> DO THIS:
Can you transcribe every record below exactly as it appears?

> ROWS:
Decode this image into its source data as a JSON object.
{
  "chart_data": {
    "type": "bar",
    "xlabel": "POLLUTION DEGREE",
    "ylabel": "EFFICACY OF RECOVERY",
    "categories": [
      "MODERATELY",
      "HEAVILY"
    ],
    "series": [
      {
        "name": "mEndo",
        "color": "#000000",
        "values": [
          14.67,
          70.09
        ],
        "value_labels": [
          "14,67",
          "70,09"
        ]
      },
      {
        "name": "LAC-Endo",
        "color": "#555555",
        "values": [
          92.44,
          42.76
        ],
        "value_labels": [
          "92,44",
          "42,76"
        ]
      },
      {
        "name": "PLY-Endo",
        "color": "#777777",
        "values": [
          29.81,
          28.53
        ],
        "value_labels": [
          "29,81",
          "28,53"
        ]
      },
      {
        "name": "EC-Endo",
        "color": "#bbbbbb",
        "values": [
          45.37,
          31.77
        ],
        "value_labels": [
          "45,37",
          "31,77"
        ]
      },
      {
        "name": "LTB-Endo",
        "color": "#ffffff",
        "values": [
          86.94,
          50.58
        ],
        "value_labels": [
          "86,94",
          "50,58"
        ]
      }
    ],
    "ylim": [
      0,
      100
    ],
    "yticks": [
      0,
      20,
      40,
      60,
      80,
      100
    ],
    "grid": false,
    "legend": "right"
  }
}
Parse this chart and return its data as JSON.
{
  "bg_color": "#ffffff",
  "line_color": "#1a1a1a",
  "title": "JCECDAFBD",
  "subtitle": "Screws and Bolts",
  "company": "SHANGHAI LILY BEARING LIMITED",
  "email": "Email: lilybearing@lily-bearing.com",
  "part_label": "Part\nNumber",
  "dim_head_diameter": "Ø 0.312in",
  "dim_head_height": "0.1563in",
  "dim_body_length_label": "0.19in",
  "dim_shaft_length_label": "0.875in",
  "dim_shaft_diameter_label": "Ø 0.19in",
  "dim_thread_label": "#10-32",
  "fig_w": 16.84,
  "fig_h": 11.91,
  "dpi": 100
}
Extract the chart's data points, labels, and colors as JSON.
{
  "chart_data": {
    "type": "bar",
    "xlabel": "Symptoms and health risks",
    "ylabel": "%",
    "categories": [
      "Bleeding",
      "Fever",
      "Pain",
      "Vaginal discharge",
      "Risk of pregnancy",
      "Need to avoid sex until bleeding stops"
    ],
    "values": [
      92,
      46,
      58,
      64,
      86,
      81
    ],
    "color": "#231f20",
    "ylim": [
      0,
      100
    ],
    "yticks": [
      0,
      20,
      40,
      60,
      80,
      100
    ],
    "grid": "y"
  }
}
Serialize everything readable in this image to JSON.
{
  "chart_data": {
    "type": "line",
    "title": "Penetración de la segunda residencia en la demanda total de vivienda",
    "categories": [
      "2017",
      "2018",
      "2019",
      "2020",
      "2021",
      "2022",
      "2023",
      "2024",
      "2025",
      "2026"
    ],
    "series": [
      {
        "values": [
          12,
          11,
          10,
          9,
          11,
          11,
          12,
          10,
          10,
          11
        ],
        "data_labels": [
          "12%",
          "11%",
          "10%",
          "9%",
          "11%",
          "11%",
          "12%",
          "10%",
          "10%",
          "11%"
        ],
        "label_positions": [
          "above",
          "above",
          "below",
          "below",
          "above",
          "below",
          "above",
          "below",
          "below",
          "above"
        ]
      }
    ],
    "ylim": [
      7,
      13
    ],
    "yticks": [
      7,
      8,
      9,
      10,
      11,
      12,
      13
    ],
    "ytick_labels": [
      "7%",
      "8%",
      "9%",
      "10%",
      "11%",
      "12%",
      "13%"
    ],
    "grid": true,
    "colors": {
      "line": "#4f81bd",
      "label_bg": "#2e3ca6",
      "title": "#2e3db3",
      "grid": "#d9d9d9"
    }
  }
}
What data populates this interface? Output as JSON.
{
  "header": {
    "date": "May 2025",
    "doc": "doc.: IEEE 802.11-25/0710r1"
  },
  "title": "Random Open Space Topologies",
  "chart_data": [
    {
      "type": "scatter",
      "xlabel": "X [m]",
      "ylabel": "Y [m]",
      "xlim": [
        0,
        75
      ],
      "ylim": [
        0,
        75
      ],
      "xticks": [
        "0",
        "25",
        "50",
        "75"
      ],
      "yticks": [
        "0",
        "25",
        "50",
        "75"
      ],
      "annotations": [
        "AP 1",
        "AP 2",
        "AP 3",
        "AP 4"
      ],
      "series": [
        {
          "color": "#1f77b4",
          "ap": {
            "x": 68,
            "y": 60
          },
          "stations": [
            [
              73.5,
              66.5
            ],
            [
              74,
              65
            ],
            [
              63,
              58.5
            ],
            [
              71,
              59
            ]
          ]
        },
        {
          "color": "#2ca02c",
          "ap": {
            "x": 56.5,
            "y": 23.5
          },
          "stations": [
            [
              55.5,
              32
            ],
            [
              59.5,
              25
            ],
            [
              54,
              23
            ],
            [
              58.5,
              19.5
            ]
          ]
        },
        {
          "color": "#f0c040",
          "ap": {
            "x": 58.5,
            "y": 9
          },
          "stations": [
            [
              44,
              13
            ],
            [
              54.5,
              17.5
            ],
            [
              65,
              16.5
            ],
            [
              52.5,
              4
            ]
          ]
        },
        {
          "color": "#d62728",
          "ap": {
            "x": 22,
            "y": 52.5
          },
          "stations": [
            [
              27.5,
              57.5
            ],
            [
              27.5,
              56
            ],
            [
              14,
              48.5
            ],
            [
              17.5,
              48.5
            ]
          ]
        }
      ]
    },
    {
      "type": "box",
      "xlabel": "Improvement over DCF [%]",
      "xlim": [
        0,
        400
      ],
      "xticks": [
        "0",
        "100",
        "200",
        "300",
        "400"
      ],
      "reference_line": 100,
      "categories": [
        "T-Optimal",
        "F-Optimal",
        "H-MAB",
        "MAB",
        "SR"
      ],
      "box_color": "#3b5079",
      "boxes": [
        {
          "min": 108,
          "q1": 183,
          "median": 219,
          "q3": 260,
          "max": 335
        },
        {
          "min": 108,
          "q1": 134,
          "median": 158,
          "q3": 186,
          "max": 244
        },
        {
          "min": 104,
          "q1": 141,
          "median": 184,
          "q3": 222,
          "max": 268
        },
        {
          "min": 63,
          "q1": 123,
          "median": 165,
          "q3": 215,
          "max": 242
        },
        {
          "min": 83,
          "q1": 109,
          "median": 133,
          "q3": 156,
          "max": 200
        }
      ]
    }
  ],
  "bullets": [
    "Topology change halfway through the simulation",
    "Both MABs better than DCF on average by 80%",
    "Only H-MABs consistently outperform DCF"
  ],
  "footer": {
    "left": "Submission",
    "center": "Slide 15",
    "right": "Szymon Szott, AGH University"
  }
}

> TASK ANSWER:
Decode this image into its source data as a JSON object.
{
  "chart_data": {
    "type": "bar",
    "xlabel": "POLLUTION DEGREE",
    "ylabel": "EFFICACY OF RECOVERY",
    "categories": [
      "MODERATELY",
      "HEAVILY"
    ],
    "series": [
      {
        "name": "mEndo",
        "color": "#000000",
        "values": [
          14.67,
          70.09
        ],
        "value_labels": [
          "14,67",
          "70,09"
        ]
      },
      {
        "name": "LAC-Endo",
        "color": "#555555",
        "values": [
          92.44,
          42.76
        ],
        "value_labels": [
          "92,44",
          "42,76"
        ]
      },
      {
        "name": "PLY-Endo",
        "color": "#777777",
        "values": [
          29.81,
          28.53
        ],
        "value_labels": [
          "29,81",
          "28,53"
        ]
      },
      {
        "name": "EC-Endo",
        "color": "#bbbbbb",
        "values": [
          45.37,
          31.77
        ],
        "value_labels": [
          "45,37",
          "31,77"
        ]
      },
      {
        "name": "LTB-Endo",
        "color": "#ffffff",
        "values": [
          86.94,
          50.58
        ],
        "value_labels": [
          "86,94",
          "50,58"
        ]
      }
    ],
    "ylim": [
      0,
      100
    ],
    "yticks": [
      0,
      20,
      40,
      60,
      80,
      100
    ],
    "grid": false,
    "legend": "right"
  }
}
Parse this chart and return its data as JSON.
{
  "bg_color": "#ffffff",
  "line_color": "#1a1a1a",
  "title": "JCECDAFBD",
  "subtitle": "Screws and Bolts",
  "company": "SHANGHAI LILY BEARING LIMITED",
  "email": "Email: lilybearing@lily-bearing.com",
  "part_label": "Part\nNumber",
  "dim_head_diameter": "Ø 0.312in",
  "dim_head_height": "0.1563in",
  "dim_body_length_label": "0.19in",
  "dim_shaft_length_label": "0.875in",
  "dim_shaft_diameter_label": "Ø 0.19in",
  "dim_thread_label": "#10-32",
  "fig_w": 16.84,
  "fig_h": 11.91,
  "dpi": 100
}
Extract the chart's data points, labels, and colors as JSON.
{
  "chart_data": {
    "type": "bar",
    "xlabel": "Symptoms and health risks",
    "ylabel": "%",
    "categories": [
      "Bleeding",
      "Fever",
      "Pain",
      "Vaginal discharge",
      "Risk of pregnancy",
      "Need to avoid sex until bleeding stops"
    ],
    "values": [
      92,
      46,
      58,
      64,
      86,
      81
    ],
    "color": "#231f20",
    "ylim": [
      0,
      100
    ],
    "yticks": [
      0,
      20,
      40,
      60,
      80,
      100
    ],
    "grid": "y"
  }
}
Serialize everything readable in this image to JSON.
{
  "chart_data": {
    "type": "line",
    "title": "Penetración de la segunda residencia en la demanda total de vivienda",
    "categories": [
      "2017",
      "2018",
      "2019",
      "2020",
      "2021",
      "2022",
      "2023",
      "2024",
      "2025",
      "2026"
    ],
    "series": [
      {
        "values": [
          12,
          11,
          10,
          9,
          11,
          11,
          12,
          10,
          10,
          11
        ],
        "data_labels": [
          "12%",
          "11%",
          "10%",
          "9%",
          "11%",
          "11%",
          "12%",
          "10%",
          "10%",
          "11%"
        ],
        "label_positions": [
          "above",
          "above",
          "below",
          "below",
          "above",
          "below",
          "above",
          "below",
          "below",
          "above"
        ]
      }
    ],
    "ylim": [
      7,
      13
    ],
    "yticks": [
      7,
      8,
      9,
      10,
      11,
      12,
      13
    ],
    "ytick_labels": [
      "7%",
      "8%",
      "9%",
      "10%",
      "11%",
      "12%",
      "13%"
    ],
    "grid": true,
    "colors": {
      "line": "#4f81bd",
      "label_bg": "#2e3ca6",
      "title": "#2e3db3",
      "grid": "#d9d9d9"
    }
  }
}
What data populates this interface? Output as JSON.
{
  "header": {
    "date": "May 2025",
    "doc": "doc.: IEEE 802.11-25/0710r1"
  },
  "title": "Random Open Space Topologies",
  "chart_data": [
    {
      "type": "scatter",
      "xlabel": "X [m]",
      "ylabel": "Y [m]",
      "xlim": [
        0,
        75
      ],
      "ylim": [
        0,
        75
      ],
      "xticks": [
        "0",
        "25",
        "50",
        "75"
      ],
      "yticks": [
        "0",
        "25",
        "50",
        "75"
      ],
      "annotations": [
        "AP 1",
        "AP 2",
        "AP 3",
        "AP 4"
      ],
      "series": [
        {
          "color": "#1f77b4",
          "ap": {
            "x": 68,
            "y": 60
          },
          "stations": [
            [
              73.5,
              66.5
            ],
            [
              74,
              65
            ],
            [
              63,
              58.5
            ],
            [
              71,
              59
            ]
          ]
        },
        {
          "color": "#2ca02c",
          "ap": {
            "x": 56.5,
            "y": 23.5
          },
          "stations": [
            [
              55.5,
              32
            ],
            [
              59.5,
              25
            ],
            [
              54,
              23
            ],
            [
              58.5,
              19.5
            ]
          ]
        },
        {
          "color": "#f0c040",
          "ap": {
            "x": 58.5,
            "y": 9
          },
          "stations": [
            [
              44,
              13
            ],
            [
              54.5,
              17.5
            ],
            [
              65,
              16.5
            ],
            [
              52.5,
              4
            ]
          ]
        },
        {
          "color": "#d62728",
          "ap": {
            "x": 22,
            "y": 52.5
          },
          "stations": [
            [
              27.5,
              57.5
            ],
            [
              27.5,
              56
            ],
            [
              14,
              48.5
            ],
            [
              17.5,
              48.5
            ]
          ]
        }
      ]
    },
    {
      "type": "box",
      "xlabel": "Improvement over DCF [%]",
      "xlim": [
        0,
        400
      ],
      "xticks": [
        "0",
        "100",
        "200",
        "300",
        "400"
      ],
      "reference_line": 100,
      "categories": [
        "T-Optimal",
        "F-Optimal",
        "H-MAB",
        "MAB",
        "SR"
      ],
      "box_color": "#3b5079",
      "boxes": [
        {
          "min": 108,
          "q1": 183,
          "median": 219,
          "q3": 260,
          "max": 335
        },
        {
          "min": 108,
          "q1": 134,
          "median": 158,
          "q3": 186,
          "max": 244
        },
        {
          "min": 104,
          "q1": 141,
          "median": 184,
          "q3": 222,
          "max": 268
        },
        {
          "min": 63,
          "q1": 123,
          "median": 165,
          "q3": 215,
          "max": 242
        },
        {
          "min": 83,
          "q1": 109,
          "median": 133,
          "q3": 156,
          "max": 200
        }
      ]
    }
  ],
  "bullets": [
    "Topology change halfway through the simulation",
    "Both MABs better than DCF on average by 80%",
    "Only H-MABs consistently outperform DCF"
  ],
  "footer": {
    "left": "Submission",
    "center": "Slide 15",
    "right": "Szymon Szott, AGH University"
  }
}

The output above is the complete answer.